From the entries provided below, copy each line that contains the word "exercise".
════
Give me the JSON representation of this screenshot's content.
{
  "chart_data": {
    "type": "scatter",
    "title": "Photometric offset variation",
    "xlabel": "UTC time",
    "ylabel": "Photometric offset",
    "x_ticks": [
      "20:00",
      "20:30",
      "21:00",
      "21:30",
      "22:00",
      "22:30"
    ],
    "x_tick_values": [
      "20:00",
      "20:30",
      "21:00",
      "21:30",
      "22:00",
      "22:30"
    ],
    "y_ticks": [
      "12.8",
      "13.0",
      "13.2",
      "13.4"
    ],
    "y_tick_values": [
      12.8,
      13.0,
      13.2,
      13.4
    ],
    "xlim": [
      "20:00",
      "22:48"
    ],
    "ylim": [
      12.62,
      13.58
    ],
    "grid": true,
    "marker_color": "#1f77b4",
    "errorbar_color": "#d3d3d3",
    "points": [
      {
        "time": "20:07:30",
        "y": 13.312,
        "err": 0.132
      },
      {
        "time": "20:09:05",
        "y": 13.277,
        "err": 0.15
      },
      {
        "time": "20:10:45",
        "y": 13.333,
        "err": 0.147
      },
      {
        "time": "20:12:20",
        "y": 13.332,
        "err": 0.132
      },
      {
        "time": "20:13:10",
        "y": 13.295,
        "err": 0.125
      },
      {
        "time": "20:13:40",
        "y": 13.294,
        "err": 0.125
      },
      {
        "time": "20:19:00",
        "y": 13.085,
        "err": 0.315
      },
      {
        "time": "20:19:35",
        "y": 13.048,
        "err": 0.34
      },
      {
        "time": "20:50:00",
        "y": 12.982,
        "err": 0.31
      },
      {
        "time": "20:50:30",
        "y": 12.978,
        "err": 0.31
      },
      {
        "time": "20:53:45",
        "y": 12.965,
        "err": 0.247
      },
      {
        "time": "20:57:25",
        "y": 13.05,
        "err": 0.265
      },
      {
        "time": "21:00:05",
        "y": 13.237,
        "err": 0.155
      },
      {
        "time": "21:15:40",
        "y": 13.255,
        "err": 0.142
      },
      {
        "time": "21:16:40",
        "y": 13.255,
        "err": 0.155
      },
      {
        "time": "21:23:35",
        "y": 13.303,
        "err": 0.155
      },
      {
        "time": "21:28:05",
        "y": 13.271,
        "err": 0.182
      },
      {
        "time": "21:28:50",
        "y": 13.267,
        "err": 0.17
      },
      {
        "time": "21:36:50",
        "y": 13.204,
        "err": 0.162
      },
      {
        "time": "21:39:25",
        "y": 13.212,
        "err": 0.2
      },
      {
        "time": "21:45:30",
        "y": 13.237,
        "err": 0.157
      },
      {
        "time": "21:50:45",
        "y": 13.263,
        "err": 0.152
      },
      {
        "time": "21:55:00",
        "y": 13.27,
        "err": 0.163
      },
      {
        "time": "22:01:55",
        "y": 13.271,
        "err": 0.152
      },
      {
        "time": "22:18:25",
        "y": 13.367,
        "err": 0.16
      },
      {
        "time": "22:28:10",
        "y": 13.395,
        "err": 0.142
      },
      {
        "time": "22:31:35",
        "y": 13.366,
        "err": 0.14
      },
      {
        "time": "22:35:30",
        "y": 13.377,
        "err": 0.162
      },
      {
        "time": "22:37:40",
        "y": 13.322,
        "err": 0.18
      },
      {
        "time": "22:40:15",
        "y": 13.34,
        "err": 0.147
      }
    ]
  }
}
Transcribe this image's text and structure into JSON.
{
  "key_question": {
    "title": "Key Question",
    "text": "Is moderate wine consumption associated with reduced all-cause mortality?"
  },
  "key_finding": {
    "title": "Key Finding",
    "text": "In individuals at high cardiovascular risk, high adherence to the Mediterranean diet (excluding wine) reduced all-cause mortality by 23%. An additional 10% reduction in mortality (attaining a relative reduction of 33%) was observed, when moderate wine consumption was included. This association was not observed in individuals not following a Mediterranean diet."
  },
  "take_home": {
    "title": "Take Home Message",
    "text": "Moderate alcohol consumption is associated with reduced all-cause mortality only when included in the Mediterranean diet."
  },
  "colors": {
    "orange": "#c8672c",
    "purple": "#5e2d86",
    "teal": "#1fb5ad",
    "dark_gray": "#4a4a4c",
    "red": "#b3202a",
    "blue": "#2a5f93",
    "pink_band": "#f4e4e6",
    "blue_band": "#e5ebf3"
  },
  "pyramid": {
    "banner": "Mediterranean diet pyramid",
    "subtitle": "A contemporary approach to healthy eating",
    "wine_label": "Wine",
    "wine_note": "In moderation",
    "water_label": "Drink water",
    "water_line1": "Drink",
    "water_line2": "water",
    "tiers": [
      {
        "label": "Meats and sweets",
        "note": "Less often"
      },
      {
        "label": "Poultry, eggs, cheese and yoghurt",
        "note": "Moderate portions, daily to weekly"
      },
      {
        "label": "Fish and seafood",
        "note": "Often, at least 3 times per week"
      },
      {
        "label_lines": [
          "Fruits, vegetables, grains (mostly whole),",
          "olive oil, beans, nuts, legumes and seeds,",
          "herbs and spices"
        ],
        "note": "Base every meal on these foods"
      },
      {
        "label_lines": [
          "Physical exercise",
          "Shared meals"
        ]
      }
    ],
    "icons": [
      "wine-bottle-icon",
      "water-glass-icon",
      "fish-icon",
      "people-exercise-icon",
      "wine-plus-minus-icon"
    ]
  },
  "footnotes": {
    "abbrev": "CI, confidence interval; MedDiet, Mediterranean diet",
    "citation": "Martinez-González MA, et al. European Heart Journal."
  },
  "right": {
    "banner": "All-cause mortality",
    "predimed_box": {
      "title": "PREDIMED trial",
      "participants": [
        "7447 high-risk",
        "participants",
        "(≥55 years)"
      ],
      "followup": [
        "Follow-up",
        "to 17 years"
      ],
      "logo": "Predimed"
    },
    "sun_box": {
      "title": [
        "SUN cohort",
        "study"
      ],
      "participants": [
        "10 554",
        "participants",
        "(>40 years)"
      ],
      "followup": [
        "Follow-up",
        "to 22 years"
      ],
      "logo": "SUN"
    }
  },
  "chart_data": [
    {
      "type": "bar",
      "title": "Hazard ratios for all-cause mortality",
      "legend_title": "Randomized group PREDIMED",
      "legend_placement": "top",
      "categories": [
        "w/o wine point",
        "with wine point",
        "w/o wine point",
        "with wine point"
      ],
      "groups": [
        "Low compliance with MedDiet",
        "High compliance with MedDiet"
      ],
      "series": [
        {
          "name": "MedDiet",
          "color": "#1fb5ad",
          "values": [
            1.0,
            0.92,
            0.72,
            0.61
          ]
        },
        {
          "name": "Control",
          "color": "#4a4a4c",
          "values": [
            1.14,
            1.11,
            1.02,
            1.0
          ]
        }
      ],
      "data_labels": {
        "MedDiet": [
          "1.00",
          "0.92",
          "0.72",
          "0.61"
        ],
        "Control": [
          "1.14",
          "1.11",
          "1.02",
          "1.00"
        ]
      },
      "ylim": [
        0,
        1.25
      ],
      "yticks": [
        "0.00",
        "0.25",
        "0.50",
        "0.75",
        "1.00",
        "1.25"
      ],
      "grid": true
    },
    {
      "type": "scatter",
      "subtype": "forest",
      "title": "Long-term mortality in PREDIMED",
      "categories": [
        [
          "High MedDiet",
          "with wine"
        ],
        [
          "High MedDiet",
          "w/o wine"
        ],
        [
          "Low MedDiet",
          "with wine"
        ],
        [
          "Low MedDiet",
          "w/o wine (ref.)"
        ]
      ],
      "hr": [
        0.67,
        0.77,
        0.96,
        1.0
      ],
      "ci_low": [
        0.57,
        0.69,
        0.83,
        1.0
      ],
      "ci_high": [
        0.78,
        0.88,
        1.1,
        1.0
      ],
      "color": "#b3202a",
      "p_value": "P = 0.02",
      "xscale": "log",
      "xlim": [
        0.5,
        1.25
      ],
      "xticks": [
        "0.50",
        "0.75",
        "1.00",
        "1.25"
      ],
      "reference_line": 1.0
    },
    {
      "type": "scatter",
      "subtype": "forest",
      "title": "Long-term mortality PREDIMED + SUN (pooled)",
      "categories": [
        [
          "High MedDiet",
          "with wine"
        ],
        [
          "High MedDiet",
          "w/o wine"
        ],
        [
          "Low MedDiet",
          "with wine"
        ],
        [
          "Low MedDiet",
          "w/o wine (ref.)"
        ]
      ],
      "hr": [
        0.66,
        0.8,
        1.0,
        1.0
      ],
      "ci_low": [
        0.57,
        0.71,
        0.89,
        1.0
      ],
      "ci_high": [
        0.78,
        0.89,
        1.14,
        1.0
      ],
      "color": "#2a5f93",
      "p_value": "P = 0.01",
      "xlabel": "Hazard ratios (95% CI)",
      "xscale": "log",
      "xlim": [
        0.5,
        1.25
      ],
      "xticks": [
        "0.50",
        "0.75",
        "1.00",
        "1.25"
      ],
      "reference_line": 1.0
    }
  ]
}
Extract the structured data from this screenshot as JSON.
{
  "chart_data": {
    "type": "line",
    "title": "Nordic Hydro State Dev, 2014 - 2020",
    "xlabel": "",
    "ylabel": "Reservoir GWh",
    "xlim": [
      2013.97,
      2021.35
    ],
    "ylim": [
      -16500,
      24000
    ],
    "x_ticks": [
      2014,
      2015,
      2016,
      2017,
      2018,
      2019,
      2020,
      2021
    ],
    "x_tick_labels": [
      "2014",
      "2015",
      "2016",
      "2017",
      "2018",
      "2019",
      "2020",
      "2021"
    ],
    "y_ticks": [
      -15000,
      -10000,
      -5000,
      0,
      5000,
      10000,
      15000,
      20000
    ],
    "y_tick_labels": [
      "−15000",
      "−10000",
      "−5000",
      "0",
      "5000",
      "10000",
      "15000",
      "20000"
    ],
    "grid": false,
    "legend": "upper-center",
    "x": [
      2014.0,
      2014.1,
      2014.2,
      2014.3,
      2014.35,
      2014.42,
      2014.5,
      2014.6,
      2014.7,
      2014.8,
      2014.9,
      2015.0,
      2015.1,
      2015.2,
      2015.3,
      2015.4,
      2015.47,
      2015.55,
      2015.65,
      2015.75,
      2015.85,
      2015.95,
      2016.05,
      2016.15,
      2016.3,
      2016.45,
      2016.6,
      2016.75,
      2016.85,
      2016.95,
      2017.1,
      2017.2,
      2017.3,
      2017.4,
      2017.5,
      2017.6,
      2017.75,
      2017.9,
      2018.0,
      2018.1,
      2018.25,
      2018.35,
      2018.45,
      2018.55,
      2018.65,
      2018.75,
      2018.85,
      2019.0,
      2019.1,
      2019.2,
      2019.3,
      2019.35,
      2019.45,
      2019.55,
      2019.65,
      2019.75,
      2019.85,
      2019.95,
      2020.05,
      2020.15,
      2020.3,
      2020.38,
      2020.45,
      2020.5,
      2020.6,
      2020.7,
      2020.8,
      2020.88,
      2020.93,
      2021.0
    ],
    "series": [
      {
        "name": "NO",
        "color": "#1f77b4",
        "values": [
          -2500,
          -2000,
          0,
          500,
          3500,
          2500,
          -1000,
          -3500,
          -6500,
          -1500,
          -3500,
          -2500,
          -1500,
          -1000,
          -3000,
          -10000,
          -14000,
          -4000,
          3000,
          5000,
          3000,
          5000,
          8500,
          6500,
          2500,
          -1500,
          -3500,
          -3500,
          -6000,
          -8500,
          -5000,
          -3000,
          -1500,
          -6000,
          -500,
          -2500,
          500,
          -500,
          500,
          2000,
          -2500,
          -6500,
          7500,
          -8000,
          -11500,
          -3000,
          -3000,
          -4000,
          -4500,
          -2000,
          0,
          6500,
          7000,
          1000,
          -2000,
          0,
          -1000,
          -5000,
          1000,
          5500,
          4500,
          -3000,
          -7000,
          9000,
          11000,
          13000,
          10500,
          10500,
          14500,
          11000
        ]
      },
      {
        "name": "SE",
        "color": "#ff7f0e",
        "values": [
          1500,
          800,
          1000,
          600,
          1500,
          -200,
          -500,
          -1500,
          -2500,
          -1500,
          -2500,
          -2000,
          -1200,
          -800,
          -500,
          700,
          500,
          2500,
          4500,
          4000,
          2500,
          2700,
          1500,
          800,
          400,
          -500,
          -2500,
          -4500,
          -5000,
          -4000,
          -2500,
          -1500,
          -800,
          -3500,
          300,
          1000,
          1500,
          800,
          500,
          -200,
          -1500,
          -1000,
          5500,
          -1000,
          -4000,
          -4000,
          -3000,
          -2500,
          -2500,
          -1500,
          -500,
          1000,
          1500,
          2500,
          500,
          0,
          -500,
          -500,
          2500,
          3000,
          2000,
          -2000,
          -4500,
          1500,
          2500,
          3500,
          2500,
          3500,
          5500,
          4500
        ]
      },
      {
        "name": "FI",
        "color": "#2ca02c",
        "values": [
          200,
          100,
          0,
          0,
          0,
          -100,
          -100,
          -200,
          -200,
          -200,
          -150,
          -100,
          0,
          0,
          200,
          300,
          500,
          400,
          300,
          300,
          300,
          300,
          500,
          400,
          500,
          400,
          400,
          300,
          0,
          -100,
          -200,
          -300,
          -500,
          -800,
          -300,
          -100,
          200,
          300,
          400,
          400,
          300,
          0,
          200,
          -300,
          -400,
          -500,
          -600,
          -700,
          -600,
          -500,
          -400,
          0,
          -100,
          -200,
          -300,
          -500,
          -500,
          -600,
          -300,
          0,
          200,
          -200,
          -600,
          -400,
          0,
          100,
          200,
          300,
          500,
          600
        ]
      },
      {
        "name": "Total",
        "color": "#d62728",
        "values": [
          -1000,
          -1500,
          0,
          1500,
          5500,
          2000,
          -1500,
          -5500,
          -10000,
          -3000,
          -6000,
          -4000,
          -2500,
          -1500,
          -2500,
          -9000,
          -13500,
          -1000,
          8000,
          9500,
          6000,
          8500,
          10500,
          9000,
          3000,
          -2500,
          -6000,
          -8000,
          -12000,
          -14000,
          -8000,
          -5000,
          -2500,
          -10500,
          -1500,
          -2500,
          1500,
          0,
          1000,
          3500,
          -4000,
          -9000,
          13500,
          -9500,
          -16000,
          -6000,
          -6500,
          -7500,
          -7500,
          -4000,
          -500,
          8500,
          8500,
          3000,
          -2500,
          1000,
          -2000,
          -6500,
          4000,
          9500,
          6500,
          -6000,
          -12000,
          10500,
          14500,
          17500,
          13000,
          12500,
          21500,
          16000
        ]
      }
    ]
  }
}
════
* RESULT OF THIS TASK *
          "Physical exercise",
      "people-exercise-icon",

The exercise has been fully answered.